TASK DESCRIPTION >> Will you write out all the entries below exactly?

* * * * * * * * *

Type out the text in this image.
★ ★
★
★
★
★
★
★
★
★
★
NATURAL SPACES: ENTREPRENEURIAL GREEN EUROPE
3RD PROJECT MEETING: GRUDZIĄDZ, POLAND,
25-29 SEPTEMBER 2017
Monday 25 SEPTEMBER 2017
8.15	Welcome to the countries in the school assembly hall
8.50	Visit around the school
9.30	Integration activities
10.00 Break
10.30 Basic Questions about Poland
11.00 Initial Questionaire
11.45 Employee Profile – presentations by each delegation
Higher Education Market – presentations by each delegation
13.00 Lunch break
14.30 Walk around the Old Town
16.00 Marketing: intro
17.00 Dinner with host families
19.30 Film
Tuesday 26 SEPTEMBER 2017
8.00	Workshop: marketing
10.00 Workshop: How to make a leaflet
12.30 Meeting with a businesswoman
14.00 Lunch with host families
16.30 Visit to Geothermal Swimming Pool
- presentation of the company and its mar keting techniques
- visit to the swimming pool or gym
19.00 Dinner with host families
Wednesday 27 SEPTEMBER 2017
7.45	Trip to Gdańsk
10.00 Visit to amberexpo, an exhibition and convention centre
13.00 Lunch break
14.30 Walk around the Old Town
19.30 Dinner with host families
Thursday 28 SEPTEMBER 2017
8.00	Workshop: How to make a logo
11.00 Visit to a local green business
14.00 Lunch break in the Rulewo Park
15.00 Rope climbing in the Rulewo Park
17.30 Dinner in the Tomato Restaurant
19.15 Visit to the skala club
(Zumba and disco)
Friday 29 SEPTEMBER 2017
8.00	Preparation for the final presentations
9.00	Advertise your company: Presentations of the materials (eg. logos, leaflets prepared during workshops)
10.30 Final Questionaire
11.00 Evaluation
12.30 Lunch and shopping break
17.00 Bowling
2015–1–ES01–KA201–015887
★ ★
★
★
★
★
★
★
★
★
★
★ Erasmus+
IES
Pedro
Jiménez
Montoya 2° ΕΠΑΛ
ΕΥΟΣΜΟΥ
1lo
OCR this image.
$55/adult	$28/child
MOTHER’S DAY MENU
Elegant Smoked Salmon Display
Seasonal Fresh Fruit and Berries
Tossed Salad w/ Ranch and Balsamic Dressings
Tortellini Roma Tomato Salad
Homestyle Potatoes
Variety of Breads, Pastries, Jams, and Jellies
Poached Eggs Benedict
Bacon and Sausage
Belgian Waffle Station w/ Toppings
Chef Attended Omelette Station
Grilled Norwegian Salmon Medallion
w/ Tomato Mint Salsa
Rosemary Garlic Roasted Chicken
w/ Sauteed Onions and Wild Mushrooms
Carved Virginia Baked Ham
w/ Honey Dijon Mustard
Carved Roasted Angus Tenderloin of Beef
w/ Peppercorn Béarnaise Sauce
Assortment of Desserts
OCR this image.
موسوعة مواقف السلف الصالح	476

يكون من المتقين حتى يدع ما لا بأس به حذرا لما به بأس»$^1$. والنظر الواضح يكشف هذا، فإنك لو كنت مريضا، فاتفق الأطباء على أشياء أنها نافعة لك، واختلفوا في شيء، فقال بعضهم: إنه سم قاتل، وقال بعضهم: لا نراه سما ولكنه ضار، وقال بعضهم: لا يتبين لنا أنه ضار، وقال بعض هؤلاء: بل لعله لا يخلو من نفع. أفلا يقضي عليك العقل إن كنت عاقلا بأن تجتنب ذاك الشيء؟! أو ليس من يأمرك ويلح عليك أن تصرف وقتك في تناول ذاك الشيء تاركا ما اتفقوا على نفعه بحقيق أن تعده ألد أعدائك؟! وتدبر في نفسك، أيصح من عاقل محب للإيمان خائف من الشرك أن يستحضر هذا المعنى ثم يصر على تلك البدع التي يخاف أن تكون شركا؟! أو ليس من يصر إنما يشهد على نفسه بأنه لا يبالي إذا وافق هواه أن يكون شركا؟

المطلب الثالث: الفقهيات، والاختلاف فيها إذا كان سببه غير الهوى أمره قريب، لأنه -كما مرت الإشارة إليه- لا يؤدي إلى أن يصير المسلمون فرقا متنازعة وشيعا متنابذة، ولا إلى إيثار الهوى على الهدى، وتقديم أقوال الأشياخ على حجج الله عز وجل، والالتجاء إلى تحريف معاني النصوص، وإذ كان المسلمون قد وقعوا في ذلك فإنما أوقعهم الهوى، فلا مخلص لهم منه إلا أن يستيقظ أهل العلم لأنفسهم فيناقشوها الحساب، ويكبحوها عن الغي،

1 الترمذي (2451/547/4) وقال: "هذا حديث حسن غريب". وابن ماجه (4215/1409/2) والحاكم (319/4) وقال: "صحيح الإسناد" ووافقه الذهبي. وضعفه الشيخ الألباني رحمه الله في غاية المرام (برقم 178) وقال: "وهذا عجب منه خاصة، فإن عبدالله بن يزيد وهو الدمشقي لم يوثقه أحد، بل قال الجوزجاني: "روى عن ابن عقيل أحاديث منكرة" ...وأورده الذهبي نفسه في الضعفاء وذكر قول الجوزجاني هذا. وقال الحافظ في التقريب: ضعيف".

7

* * * * * * * * *

ANSWER TO THE TASK >>
Type out the text in this image.
★ ★
★
★
★
★
★
★
★
★
★
NATURAL SPACES: ENTREPRENEURIAL GREEN EUROPE
3RD PROJECT MEETING: GRUDZIĄDZ, POLAND,
25-29 SEPTEMBER 2017
Monday 25 SEPTEMBER 2017
8.15	Welcome to the countries in the school assembly hall
8.50	Visit around the school
9.30	Integration activities
10.00 Break
10.30 Basic Questions about Poland
11.00 Initial Questionaire
11.45 Employee Profile – presentations by each delegation
Higher Education Market – presentations by each delegation
13.00 Lunch break
14.30 Walk around the Old Town
16.00 Marketing: intro
17.00 Dinner with host families
19.30 Film
Tuesday 26 SEPTEMBER 2017
8.00	Workshop: marketing
10.00 Workshop: How to make a leaflet
12.30 Meeting with a businesswoman
14.00 Lunch with host families
16.30 Visit to Geothermal Swimming Pool
- presentation of the company and its mar keting techniques
- visit to the swimming pool or gym
19.00 Dinner with host families
Wednesday 27 SEPTEMBER 2017
7.45	Trip to Gdańsk
10.00 Visit to amberexpo, an exhibition and convention centre
13.00 Lunch break
14.30 Walk around the Old Town
19.30 Dinner with host families
Thursday 28 SEPTEMBER 2017
8.00	Workshop: How to make a logo
11.00 Visit to a local green business
14.00 Lunch break in the Rulewo Park
15.00 Rope climbing in the Rulewo Park
17.30 Dinner in the Tomato Restaurant
19.15 Visit to the skala club
(Zumba and disco)
Friday 29 SEPTEMBER 2017
8.00	Preparation for the final presentations
9.00	Advertise your company: Presentations of the materials (eg. logos, leaflets prepared during workshops)
10.30 Final Questionaire
11.00 Evaluation
12.30 Lunch and shopping break
17.00 Bowling
2015–1–ES01–KA201–015887
★ ★
★
★
★
★
★
★
★
★
★
★ Erasmus+
IES
Pedro
Jiménez
Montoya 2° ΕΠΑΛ
ΕΥΟΣΜΟΥ
1lo
OCR this image.
$55/adult	$28/child
MOTHER’S DAY MENU
Elegant Smoked Salmon Display
Seasonal Fresh Fruit and Berries
Tossed Salad w/ Ranch and Balsamic Dressings
Tortellini Roma Tomato Salad
Homestyle Potatoes
Variety of Breads, Pastries, Jams, and Jellies
Poached Eggs Benedict
Bacon and Sausage
Belgian Waffle Station w/ Toppings
Chef Attended Omelette Station
Grilled Norwegian Salmon Medallion
w/ Tomato Mint Salsa
Rosemary Garlic Roasted Chicken
w/ Sauteed Onions and Wild Mushrooms
Carved Virginia Baked Ham
w/ Honey Dijon Mustard
Carved Roasted Angus Tenderloin of Beef
w/ Peppercorn Béarnaise Sauce
Assortment of Desserts
OCR this image.
موسوعة مواقف السلف الصالح	476

يكون من المتقين حتى يدع ما لا بأس به حذرا لما به بأس»$^1$. والنظر الواضح يكشف هذا، فإنك لو كنت مريضا، فاتفق الأطباء على أشياء أنها نافعة لك، واختلفوا في شيء، فقال بعضهم: إنه سم قاتل، وقال بعضهم: لا نراه سما ولكنه ضار، وقال بعضهم: لا يتبين لنا أنه ضار، وقال بعض هؤلاء: بل لعله لا يخلو من نفع. أفلا يقضي عليك العقل إن كنت عاقلا بأن تجتنب ذاك الشيء؟! أو ليس من يأمرك ويلح عليك أن تصرف وقتك في تناول ذاك الشيء تاركا ما اتفقوا على نفعه بحقيق أن تعده ألد أعدائك؟! وتدبر في نفسك، أيصح من عاقل محب للإيمان خائف من الشرك أن يستحضر هذا المعنى ثم يصر على تلك البدع التي يخاف أن تكون شركا؟! أو ليس من يصر إنما يشهد على نفسه بأنه لا يبالي إذا وافق هواه أن يكون شركا؟

المطلب الثالث: الفقهيات، والاختلاف فيها إذا كان سببه غير الهوى أمره قريب، لأنه -كما مرت الإشارة إليه- لا يؤدي إلى أن يصير المسلمون فرقا متنازعة وشيعا متنابذة، ولا إلى إيثار الهوى على الهدى، وتقديم أقوال الأشياخ على حجج الله عز وجل، والالتجاء إلى تحريف معاني النصوص، وإذ كان المسلمون قد وقعوا في ذلك فإنما أوقعهم الهوى، فلا مخلص لهم منه إلا أن يستيقظ أهل العلم لأنفسهم فيناقشوها الحساب، ويكبحوها عن الغي،

1 الترمذي (2451/547/4) وقال: "هذا حديث حسن غريب". وابن ماجه (4215/1409/2) والحاكم (319/4) وقال: "صحيح الإسناد" ووافقه الذهبي. وضعفه الشيخ الألباني رحمه الله في غاية المرام (برقم 178) وقال: "وهذا عجب منه خاصة، فإن عبدالله بن يزيد وهو الدمشقي لم يوثقه أحد، بل قال الجوزجاني: "روى عن ابن عقيل أحاديث منكرة" ...وأورده الذهبي نفسه في الضعفاء وذكر قول الجوزجاني هذا. وقال الحافظ في التقريب: ضعيف".

7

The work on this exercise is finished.